::: INFORMATION GIVEN :::

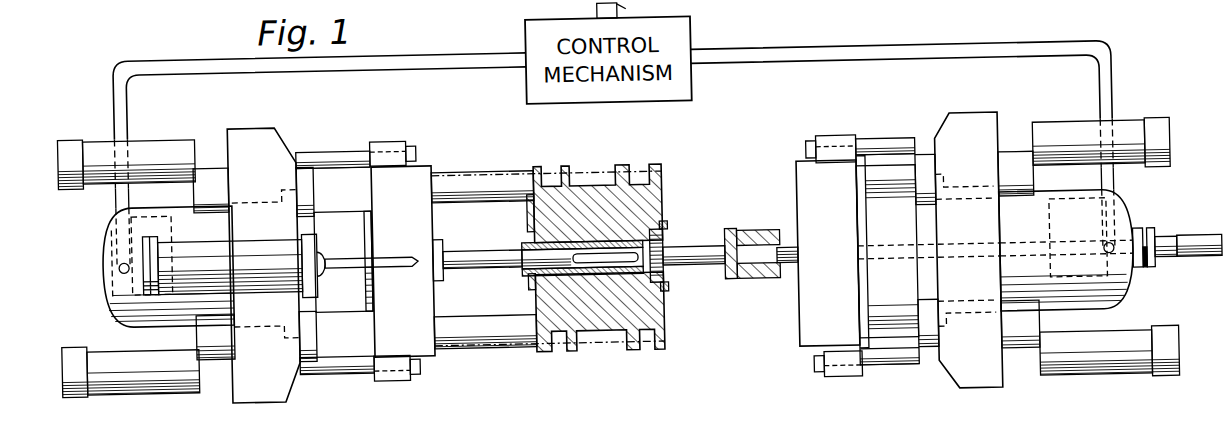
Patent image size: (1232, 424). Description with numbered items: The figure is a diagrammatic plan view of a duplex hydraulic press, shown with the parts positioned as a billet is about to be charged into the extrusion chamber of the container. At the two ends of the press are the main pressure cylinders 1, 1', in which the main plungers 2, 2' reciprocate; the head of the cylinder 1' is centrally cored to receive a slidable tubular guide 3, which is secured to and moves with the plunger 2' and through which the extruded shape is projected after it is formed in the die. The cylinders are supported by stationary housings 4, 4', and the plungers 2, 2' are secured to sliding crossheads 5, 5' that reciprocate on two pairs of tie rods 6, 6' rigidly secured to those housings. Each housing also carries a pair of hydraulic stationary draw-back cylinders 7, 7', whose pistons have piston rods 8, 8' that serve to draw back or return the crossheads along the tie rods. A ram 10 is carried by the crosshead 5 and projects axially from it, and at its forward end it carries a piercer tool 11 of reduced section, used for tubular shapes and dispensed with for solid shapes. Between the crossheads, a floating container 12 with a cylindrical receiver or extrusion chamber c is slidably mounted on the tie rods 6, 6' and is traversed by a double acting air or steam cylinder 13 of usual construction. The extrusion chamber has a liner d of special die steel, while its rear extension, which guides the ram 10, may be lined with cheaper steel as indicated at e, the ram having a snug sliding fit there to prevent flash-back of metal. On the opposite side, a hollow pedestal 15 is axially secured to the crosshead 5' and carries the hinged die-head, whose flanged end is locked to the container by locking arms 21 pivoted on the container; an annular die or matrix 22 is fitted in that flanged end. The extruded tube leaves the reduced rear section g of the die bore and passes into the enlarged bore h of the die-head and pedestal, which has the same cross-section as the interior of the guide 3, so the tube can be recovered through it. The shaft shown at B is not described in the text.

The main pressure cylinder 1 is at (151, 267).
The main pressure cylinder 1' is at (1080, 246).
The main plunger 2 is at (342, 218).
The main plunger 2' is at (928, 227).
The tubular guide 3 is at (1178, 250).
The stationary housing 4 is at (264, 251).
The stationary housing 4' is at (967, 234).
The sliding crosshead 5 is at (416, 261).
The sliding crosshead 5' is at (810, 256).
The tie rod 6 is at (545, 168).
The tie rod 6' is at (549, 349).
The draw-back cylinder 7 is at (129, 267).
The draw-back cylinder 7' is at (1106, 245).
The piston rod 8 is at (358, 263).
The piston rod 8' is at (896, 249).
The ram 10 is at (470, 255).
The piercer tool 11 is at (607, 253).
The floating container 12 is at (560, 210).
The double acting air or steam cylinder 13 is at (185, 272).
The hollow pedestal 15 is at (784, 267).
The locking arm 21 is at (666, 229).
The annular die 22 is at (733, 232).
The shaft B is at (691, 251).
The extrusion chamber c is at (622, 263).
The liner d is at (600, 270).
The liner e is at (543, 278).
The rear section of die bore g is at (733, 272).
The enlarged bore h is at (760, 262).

:::
::: INFORMATION GIVEN :::

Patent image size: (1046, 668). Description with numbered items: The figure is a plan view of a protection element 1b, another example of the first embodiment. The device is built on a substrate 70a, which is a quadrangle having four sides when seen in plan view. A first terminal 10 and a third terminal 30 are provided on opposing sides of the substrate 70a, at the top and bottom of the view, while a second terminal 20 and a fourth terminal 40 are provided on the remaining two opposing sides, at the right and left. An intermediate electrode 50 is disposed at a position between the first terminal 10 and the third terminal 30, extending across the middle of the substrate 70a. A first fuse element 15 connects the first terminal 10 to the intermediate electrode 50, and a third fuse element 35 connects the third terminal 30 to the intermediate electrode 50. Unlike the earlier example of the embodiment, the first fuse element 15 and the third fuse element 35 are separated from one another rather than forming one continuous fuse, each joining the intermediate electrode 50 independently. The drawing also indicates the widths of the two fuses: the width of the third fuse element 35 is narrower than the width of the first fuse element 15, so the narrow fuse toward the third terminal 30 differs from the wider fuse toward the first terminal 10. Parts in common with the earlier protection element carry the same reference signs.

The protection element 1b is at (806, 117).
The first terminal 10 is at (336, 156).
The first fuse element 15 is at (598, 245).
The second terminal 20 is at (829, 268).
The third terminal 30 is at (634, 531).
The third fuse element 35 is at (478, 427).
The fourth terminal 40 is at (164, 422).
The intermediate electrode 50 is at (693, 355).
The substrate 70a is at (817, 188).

:::

-- TASK REQUIREMENTS --
Rewrite the stretch from the line containing "Patent image size: (1046, 668)." through the line containing "The substrate 70a is at (817, 188).", switching "plan view" to "top view" and leaving everything else unchanged.

-- THE RESPONSE --
Patent image size: (1046, 668). Description with numbered items: The figure is a top view of a protection element 1b, another example of the first embodiment. The device is built on a substrate 70a, which is a quadrangle having four sides when seen in top view. A first terminal 10 and a third terminal 30 are provided on opposing sides of the substrate 70a, at the top and bottom of the view, while a second terminal 20 and a fourth terminal 40 are provided on the remaining two opposing sides, at the right and left. An intermediate electrode 50 is disposed at a position between the first terminal 10 and the third terminal 30, extending across the middle of the substrate 70a. A first fuse element 15 connects the first terminal 10 to the intermediate electrode 50, and a third fuse element 35 connects the third terminal 30 to the intermediate electrode 50. Unlike the earlier example of the embodiment, the first fuse element 15 and the third fuse element 35 are separated from one another rather than forming one continuous fuse, each joining the intermediate electrode 50 independently. The drawing also indicates the widths of the two fuses: the width of the third fuse element 35 is narrower than the width of the first fuse element 15, so the narrow fuse toward the third terminal 30 differs from the wider fuse toward the first terminal 10. Parts in common with the earlier protection element carry the same reference signs.

The protection element 1b is at (806, 117).
The first terminal 10 is at (336, 156).
The first fuse element 15 is at (598, 245).
The second terminal 20 is at (829, 268).
The third terminal 30 is at (634, 531).
The third fuse element 35 is at (478, 427).
The fourth terminal 40 is at (164, 422).
The intermediate electrode 50 is at (693, 355).
The substrate 70a is at (817, 188).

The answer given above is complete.